* _Challenge_:
Count the lines that include the string "JSON", and give only that number.
## begin Exercise inputs
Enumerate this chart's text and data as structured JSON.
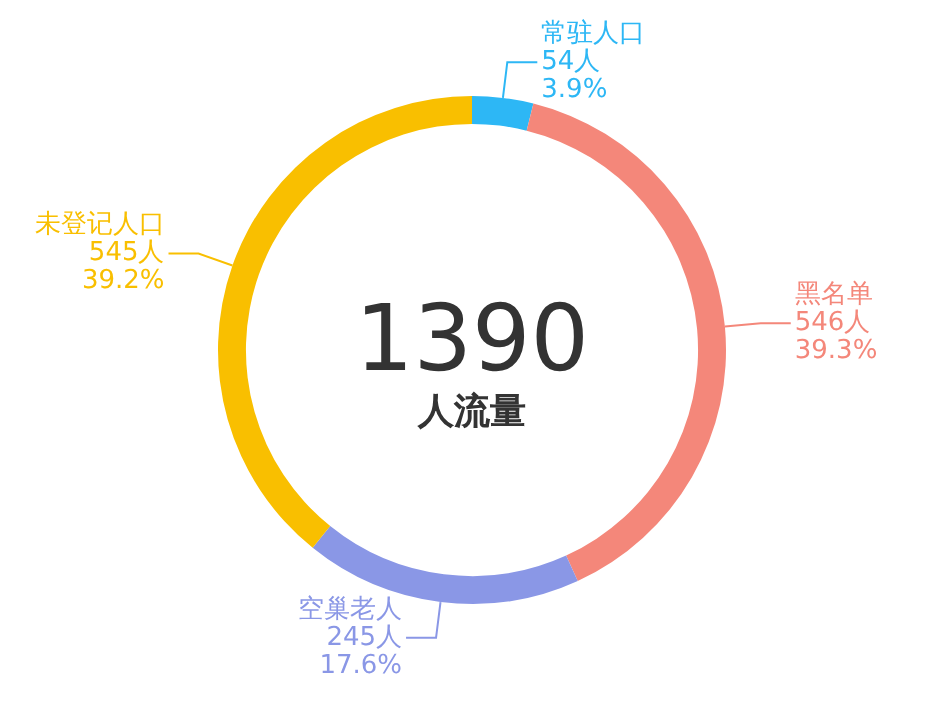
{
  "chart_data": {
    "type": "donut",
    "title": "1390",
    "subtitle": "人流量",
    "categories": [
      "常驻人口",
      "黑名单",
      "空巢老人",
      "未登记人口"
    ],
    "values": [
      54,
      546,
      245,
      545
    ],
    "colors": [
      "#2db7f5",
      "#f4877a",
      "#8a97e6",
      "#f9bf00"
    ],
    "value_labels": [
      "54人\n3.9%",
      "546人\n39.3%",
      "245人\n17.6%",
      "545人\n39.2%"
    ],
    "legend": false
  }
}
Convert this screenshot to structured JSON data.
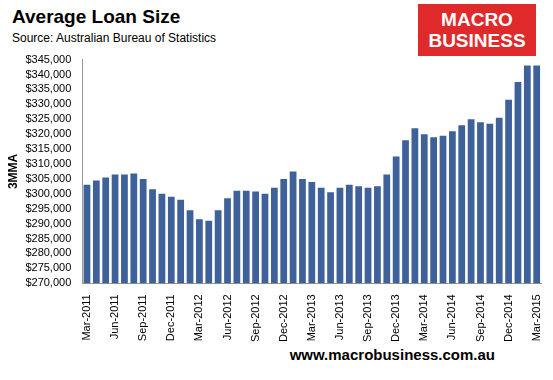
{
  "chart_data": {
    "type": "bar",
    "title": "Average Loan Size",
    "subtitle": "Source: Australian Bureau of Statistics",
    "y_label": "3MMA",
    "logo": [
      "MACRO",
      "BUSINESS"
    ],
    "footer": "www.macrobusiness.com.au",
    "categories": [
      "Mar-2011",
      null,
      null,
      "Jun-2011",
      null,
      null,
      "Sep-2011",
      null,
      null,
      "Dec-2011",
      null,
      null,
      "Mar-2012",
      null,
      null,
      "Jun-2012",
      null,
      null,
      "Sep-2012",
      null,
      null,
      "Dec-2012",
      null,
      null,
      "Mar-2013",
      null,
      null,
      "Jun-2013",
      null,
      null,
      "Sep-2013",
      null,
      null,
      "Dec-2013",
      null,
      null,
      "Mar-2014",
      null,
      null,
      "Jun-2014",
      null,
      null,
      "Sep-2014",
      null,
      null,
      "Dec-2014",
      null,
      null,
      "Mar-2015"
    ],
    "values": [
      303000,
      304500,
      305500,
      306500,
      306500,
      306800,
      305000,
      301500,
      300000,
      299000,
      298000,
      294500,
      291500,
      291000,
      294500,
      298500,
      301000,
      301000,
      300800,
      300000,
      302000,
      305000,
      307500,
      305000,
      304000,
      302000,
      300500,
      302000,
      303000,
      302500,
      302000,
      302500,
      306500,
      312500,
      318000,
      322000,
      320000,
      319000,
      319500,
      321000,
      323000,
      325000,
      324000,
      323500,
      325500,
      331500,
      337500,
      343000,
      343000
    ],
    "color": "#3f6199",
    "ylim": [
      270000,
      345000
    ],
    "yticks": [
      {
        "value": 270000,
        "label": "$270,000"
      },
      {
        "value": 275000,
        "label": "$275,000"
      },
      {
        "value": 280000,
        "label": "$280,000"
      },
      {
        "value": 285000,
        "label": "$285,000"
      },
      {
        "value": 290000,
        "label": "$290,000"
      },
      {
        "value": 295000,
        "label": "$295,000"
      },
      {
        "value": 300000,
        "label": "$300,000"
      },
      {
        "value": 305000,
        "label": "$305,000"
      },
      {
        "value": 310000,
        "label": "$310,000"
      },
      {
        "value": 315000,
        "label": "$315,000"
      },
      {
        "value": 320000,
        "label": "$320,000"
      },
      {
        "value": 325000,
        "label": "$325,000"
      },
      {
        "value": 330000,
        "label": "$330,000"
      },
      {
        "value": 335000,
        "label": "$335,000"
      },
      {
        "value": 340000,
        "label": "$340,000"
      },
      {
        "value": 345000,
        "label": "$345,000"
      }
    ],
    "grid": false
  }
}
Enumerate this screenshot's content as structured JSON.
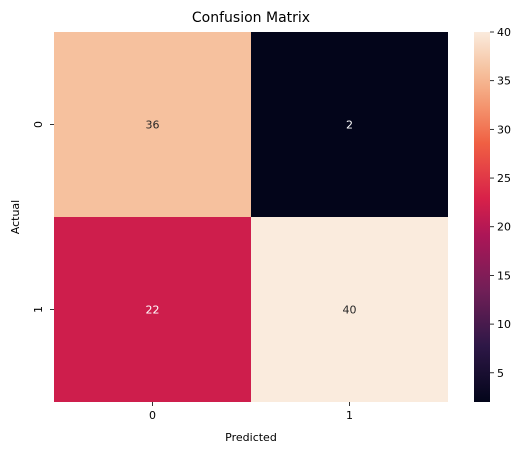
{
  "chart_data": {
    "type": "heatmap",
    "title": "Confusion Matrix",
    "xlabel": "Predicted",
    "ylabel": "Actual",
    "x_categories": [
      "0",
      "1"
    ],
    "y_categories": [
      "0",
      "1"
    ],
    "values": [
      [
        36,
        2
      ],
      [
        22,
        40
      ]
    ],
    "colorbar": {
      "min": 2,
      "max": 40,
      "ticks": [
        5,
        10,
        15,
        20,
        25,
        30,
        35,
        40
      ],
      "tick_labels": [
        "5",
        "10",
        "15",
        "20",
        "25",
        "30",
        "35",
        "40"
      ],
      "colormap": "rocket"
    },
    "colors": {
      "low": "#03051a",
      "high": "#faebdd",
      "text_on_dark": "#ffffff",
      "text_on_light": "#262626"
    }
  }
}
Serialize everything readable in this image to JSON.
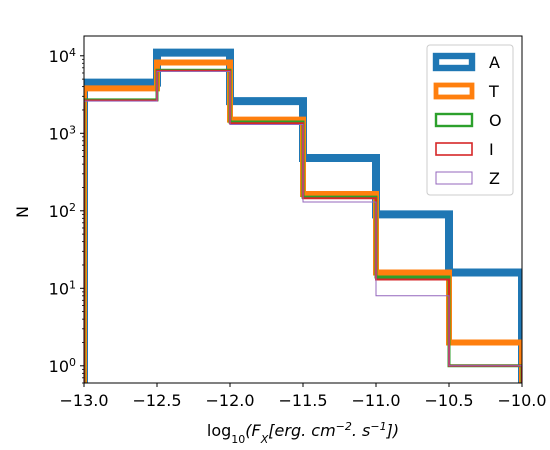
{
  "chart_data": {
    "type": "histogram",
    "x_scale": "linear",
    "y_scale": "log",
    "xlim": [
      -13.0,
      -10.0
    ],
    "ylim": [
      0.6,
      18000
    ],
    "xlabel_main": "log",
    "xlabel_sub": "10",
    "xlabel_expr": "(F",
    "xlabel_expr_sub": "X",
    "xlabel_units": "[erg. cm",
    "xlabel_units_sup1": "−2",
    "xlabel_units_mid": ". s",
    "xlabel_units_sup2": "−1",
    "xlabel_units_end": "])",
    "ylabel": "N",
    "x_ticks": [
      -13.0,
      -12.5,
      -12.0,
      -11.5,
      -11.0,
      -10.5,
      -10.0
    ],
    "x_tick_labels": [
      "−13.0",
      "−12.5",
      "−12.0",
      "−11.5",
      "−11.0",
      "−10.5",
      "−10.0"
    ],
    "y_ticks": [
      {
        "value": 1,
        "base": "10",
        "exp": "0"
      },
      {
        "value": 10,
        "base": "10",
        "exp": "1"
      },
      {
        "value": 100,
        "base": "10",
        "exp": "2"
      },
      {
        "value": 1000,
        "base": "10",
        "exp": "3"
      },
      {
        "value": 10000,
        "base": "10",
        "exp": "4"
      }
    ],
    "bin_edges": [
      -13.0,
      -12.5,
      -12.0,
      -11.5,
      -11.0,
      -10.5,
      -10.0
    ],
    "legend_position": "upper-right",
    "series": [
      {
        "name": "A",
        "color": "#1f77b4",
        "width": 8,
        "values": [
          4500,
          11000,
          2600,
          480,
          90,
          16
        ]
      },
      {
        "name": "T",
        "color": "#ff7f0e",
        "width": 6,
        "values": [
          3800,
          8200,
          1500,
          165,
          16,
          2
        ]
      },
      {
        "name": "O",
        "color": "#2ca02c",
        "width": 3,
        "values": [
          2700,
          6500,
          1400,
          150,
          14,
          1
        ]
      },
      {
        "name": "I",
        "color": "#d62728",
        "width": 2,
        "values": [
          2650,
          6400,
          1350,
          145,
          13,
          1
        ]
      },
      {
        "name": "Z",
        "color": "#9467bd",
        "width": 1,
        "values": [
          2600,
          6300,
          1300,
          130,
          8,
          1
        ]
      }
    ]
  }
}
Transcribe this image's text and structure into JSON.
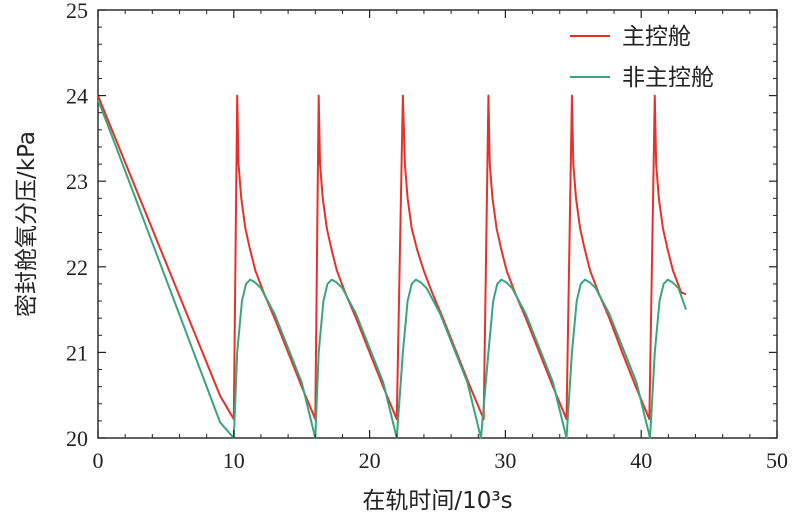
{
  "chart_data": {
    "type": "line",
    "title": "",
    "xlabel": "在轨时间/10³s",
    "ylabel": "密封舱氧分压/kPa",
    "xlim": [
      0,
      50
    ],
    "ylim": [
      20,
      25
    ],
    "xticks": [
      "0",
      "10",
      "20",
      "30",
      "40",
      "50"
    ],
    "yticks": [
      "20",
      "21",
      "22",
      "23",
      "24",
      "25"
    ],
    "grid": false,
    "legend_position": "top-right",
    "series": [
      {
        "name": "主控舱",
        "color": "#e8302a",
        "x": [
          0,
          1.0,
          2.0,
          3.0,
          4.0,
          5.0,
          6.0,
          7.0,
          8.0,
          9.0,
          10.0,
          10.25,
          10.35,
          10.55,
          10.85,
          11.2,
          11.6,
          12.2,
          13.0,
          14.0,
          15.0,
          16.0,
          16.25,
          16.35,
          16.55,
          16.85,
          17.2,
          17.6,
          18.2,
          19.0,
          20.0,
          21.0,
          22.0,
          22.45,
          22.6,
          22.8,
          23.1,
          23.5,
          24.0,
          24.6,
          25.4,
          26.4,
          27.4,
          28.4,
          28.75,
          28.85,
          29.05,
          29.35,
          29.7,
          30.1,
          30.7,
          31.5,
          32.5,
          33.5,
          34.5,
          34.9,
          35.0,
          35.2,
          35.5,
          35.85,
          36.25,
          36.85,
          37.65,
          38.6,
          39.6,
          40.6,
          41.0,
          41.1,
          41.3,
          41.6,
          41.95,
          42.35,
          42.95,
          43.3
        ],
        "values": [
          24.0,
          23.61,
          23.22,
          22.83,
          22.44,
          22.05,
          21.66,
          21.27,
          20.88,
          20.49,
          20.22,
          24.0,
          23.2,
          22.8,
          22.45,
          22.2,
          21.95,
          21.7,
          21.4,
          21.0,
          20.6,
          20.22,
          24.0,
          23.2,
          22.8,
          22.45,
          22.2,
          21.95,
          21.7,
          21.4,
          21.0,
          20.6,
          20.22,
          24.0,
          23.2,
          22.8,
          22.45,
          22.2,
          21.95,
          21.7,
          21.4,
          21.0,
          20.6,
          20.22,
          24.0,
          23.2,
          22.8,
          22.45,
          22.2,
          21.95,
          21.7,
          21.4,
          21.0,
          20.6,
          20.22,
          24.0,
          23.2,
          22.8,
          22.45,
          22.2,
          21.95,
          21.7,
          21.4,
          21.0,
          20.6,
          20.22,
          24.0,
          23.2,
          22.8,
          22.45,
          22.2,
          21.95,
          21.7,
          21.68
        ]
      },
      {
        "name": "非主控舱",
        "color": "#3aa57c",
        "x": [
          0,
          1.0,
          2.0,
          3.0,
          4.0,
          5.0,
          6.0,
          7.0,
          8.0,
          9.0,
          10.0,
          10.25,
          10.6,
          10.9,
          11.2,
          11.55,
          12.0,
          13.0,
          14.0,
          15.0,
          16.0,
          16.25,
          16.6,
          16.9,
          17.2,
          17.55,
          18.0,
          19.0,
          20.0,
          21.0,
          22.0,
          22.45,
          22.8,
          23.1,
          23.4,
          23.75,
          24.2,
          25.2,
          26.2,
          27.2,
          28.2,
          28.75,
          29.1,
          29.4,
          29.7,
          30.05,
          30.5,
          31.5,
          32.5,
          33.5,
          34.5,
          34.9,
          35.25,
          35.55,
          35.85,
          36.2,
          36.65,
          37.65,
          38.65,
          39.65,
          40.65,
          41.0,
          41.35,
          41.65,
          41.95,
          42.3,
          42.75,
          43.3
        ],
        "values": [
          23.95,
          23.54,
          23.12,
          22.7,
          22.28,
          21.86,
          21.44,
          21.02,
          20.6,
          20.18,
          20.0,
          21.0,
          21.6,
          21.8,
          21.85,
          21.82,
          21.75,
          21.45,
          21.05,
          20.65,
          20.0,
          21.0,
          21.6,
          21.8,
          21.85,
          21.82,
          21.75,
          21.45,
          21.05,
          20.65,
          20.0,
          21.0,
          21.6,
          21.8,
          21.85,
          21.82,
          21.75,
          21.45,
          21.05,
          20.65,
          20.0,
          21.0,
          21.6,
          21.8,
          21.85,
          21.82,
          21.75,
          21.45,
          21.05,
          20.65,
          20.0,
          21.0,
          21.6,
          21.8,
          21.85,
          21.82,
          21.75,
          21.45,
          21.05,
          20.65,
          20.0,
          21.0,
          21.6,
          21.8,
          21.85,
          21.82,
          21.75,
          21.5
        ]
      }
    ]
  }
}
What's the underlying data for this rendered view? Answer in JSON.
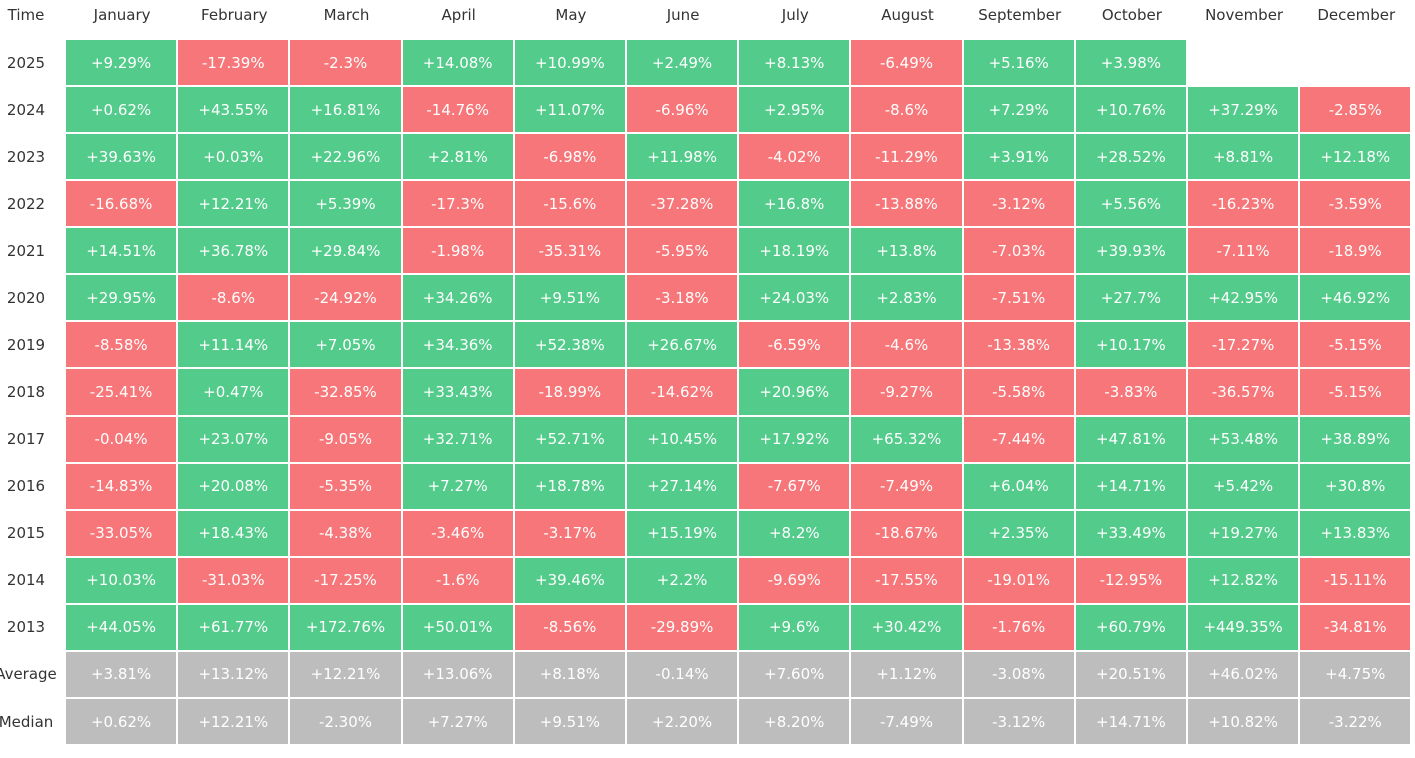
{
  "table": {
    "corner": "Time",
    "columns": [
      "January",
      "February",
      "March",
      "April",
      "May",
      "June",
      "July",
      "August",
      "September",
      "October",
      "November",
      "December"
    ],
    "rows": [
      {
        "label": "2025",
        "kind": "year",
        "cells": [
          "+9.29%",
          "-17.39%",
          "-2.3%",
          "+14.08%",
          "+10.99%",
          "+2.49%",
          "+8.13%",
          "-6.49%",
          "+5.16%",
          "+3.98%"
        ]
      },
      {
        "label": "2024",
        "kind": "year",
        "cells": [
          "+0.62%",
          "+43.55%",
          "+16.81%",
          "-14.76%",
          "+11.07%",
          "-6.96%",
          "+2.95%",
          "-8.6%",
          "+7.29%",
          "+10.76%",
          "+37.29%",
          "-2.85%"
        ]
      },
      {
        "label": "2023",
        "kind": "year",
        "cells": [
          "+39.63%",
          "+0.03%",
          "+22.96%",
          "+2.81%",
          "-6.98%",
          "+11.98%",
          "-4.02%",
          "-11.29%",
          "+3.91%",
          "+28.52%",
          "+8.81%",
          "+12.18%"
        ]
      },
      {
        "label": "2022",
        "kind": "year",
        "cells": [
          "-16.68%",
          "+12.21%",
          "+5.39%",
          "-17.3%",
          "-15.6%",
          "-37.28%",
          "+16.8%",
          "-13.88%",
          "-3.12%",
          "+5.56%",
          "-16.23%",
          "-3.59%"
        ]
      },
      {
        "label": "2021",
        "kind": "year",
        "cells": [
          "+14.51%",
          "+36.78%",
          "+29.84%",
          "-1.98%",
          "-35.31%",
          "-5.95%",
          "+18.19%",
          "+13.8%",
          "-7.03%",
          "+39.93%",
          "-7.11%",
          "-18.9%"
        ]
      },
      {
        "label": "2020",
        "kind": "year",
        "cells": [
          "+29.95%",
          "-8.6%",
          "-24.92%",
          "+34.26%",
          "+9.51%",
          "-3.18%",
          "+24.03%",
          "+2.83%",
          "-7.51%",
          "+27.7%",
          "+42.95%",
          "+46.92%"
        ]
      },
      {
        "label": "2019",
        "kind": "year",
        "cells": [
          "-8.58%",
          "+11.14%",
          "+7.05%",
          "+34.36%",
          "+52.38%",
          "+26.67%",
          "-6.59%",
          "-4.6%",
          "-13.38%",
          "+10.17%",
          "-17.27%",
          "-5.15%"
        ]
      },
      {
        "label": "2018",
        "kind": "year",
        "cells": [
          "-25.41%",
          "+0.47%",
          "-32.85%",
          "+33.43%",
          "-18.99%",
          "-14.62%",
          "+20.96%",
          "-9.27%",
          "-5.58%",
          "-3.83%",
          "-36.57%",
          "-5.15%"
        ]
      },
      {
        "label": "2017",
        "kind": "year",
        "cells": [
          "-0.04%",
          "+23.07%",
          "-9.05%",
          "+32.71%",
          "+52.71%",
          "+10.45%",
          "+17.92%",
          "+65.32%",
          "-7.44%",
          "+47.81%",
          "+53.48%",
          "+38.89%"
        ]
      },
      {
        "label": "2016",
        "kind": "year",
        "cells": [
          "-14.83%",
          "+20.08%",
          "-5.35%",
          "+7.27%",
          "+18.78%",
          "+27.14%",
          "-7.67%",
          "-7.49%",
          "+6.04%",
          "+14.71%",
          "+5.42%",
          "+30.8%"
        ]
      },
      {
        "label": "2015",
        "kind": "year",
        "cells": [
          "-33.05%",
          "+18.43%",
          "-4.38%",
          "-3.46%",
          "-3.17%",
          "+15.19%",
          "+8.2%",
          "-18.67%",
          "+2.35%",
          "+33.49%",
          "+19.27%",
          "+13.83%"
        ]
      },
      {
        "label": "2014",
        "kind": "year",
        "cells": [
          "+10.03%",
          "-31.03%",
          "-17.25%",
          "-1.6%",
          "+39.46%",
          "+2.2%",
          "-9.69%",
          "-17.55%",
          "-19.01%",
          "-12.95%",
          "+12.82%",
          "-15.11%"
        ]
      },
      {
        "label": "2013",
        "kind": "year",
        "cells": [
          "+44.05%",
          "+61.77%",
          "+172.76%",
          "+50.01%",
          "-8.56%",
          "-29.89%",
          "+9.6%",
          "+30.42%",
          "-1.76%",
          "+60.79%",
          "+449.35%",
          "-34.81%"
        ]
      },
      {
        "label": "Average",
        "kind": "summary",
        "cells": [
          "+3.81%",
          "+13.12%",
          "+12.21%",
          "+13.06%",
          "+8.18%",
          "-0.14%",
          "+7.60%",
          "+1.12%",
          "-3.08%",
          "+20.51%",
          "+46.02%",
          "+4.75%"
        ]
      },
      {
        "label": "Median",
        "kind": "summary",
        "cells": [
          "+0.62%",
          "+12.21%",
          "-2.30%",
          "+7.27%",
          "+9.51%",
          "+2.20%",
          "+8.20%",
          "-7.49%",
          "-3.12%",
          "+14.71%",
          "+10.82%",
          "-3.22%"
        ]
      }
    ],
    "colors": {
      "positive": "#52cb8b",
      "negative": "#f67679",
      "summary": "#bdbdbd"
    }
  }
}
## end Exercise inputs
* _Exercise answer_:
6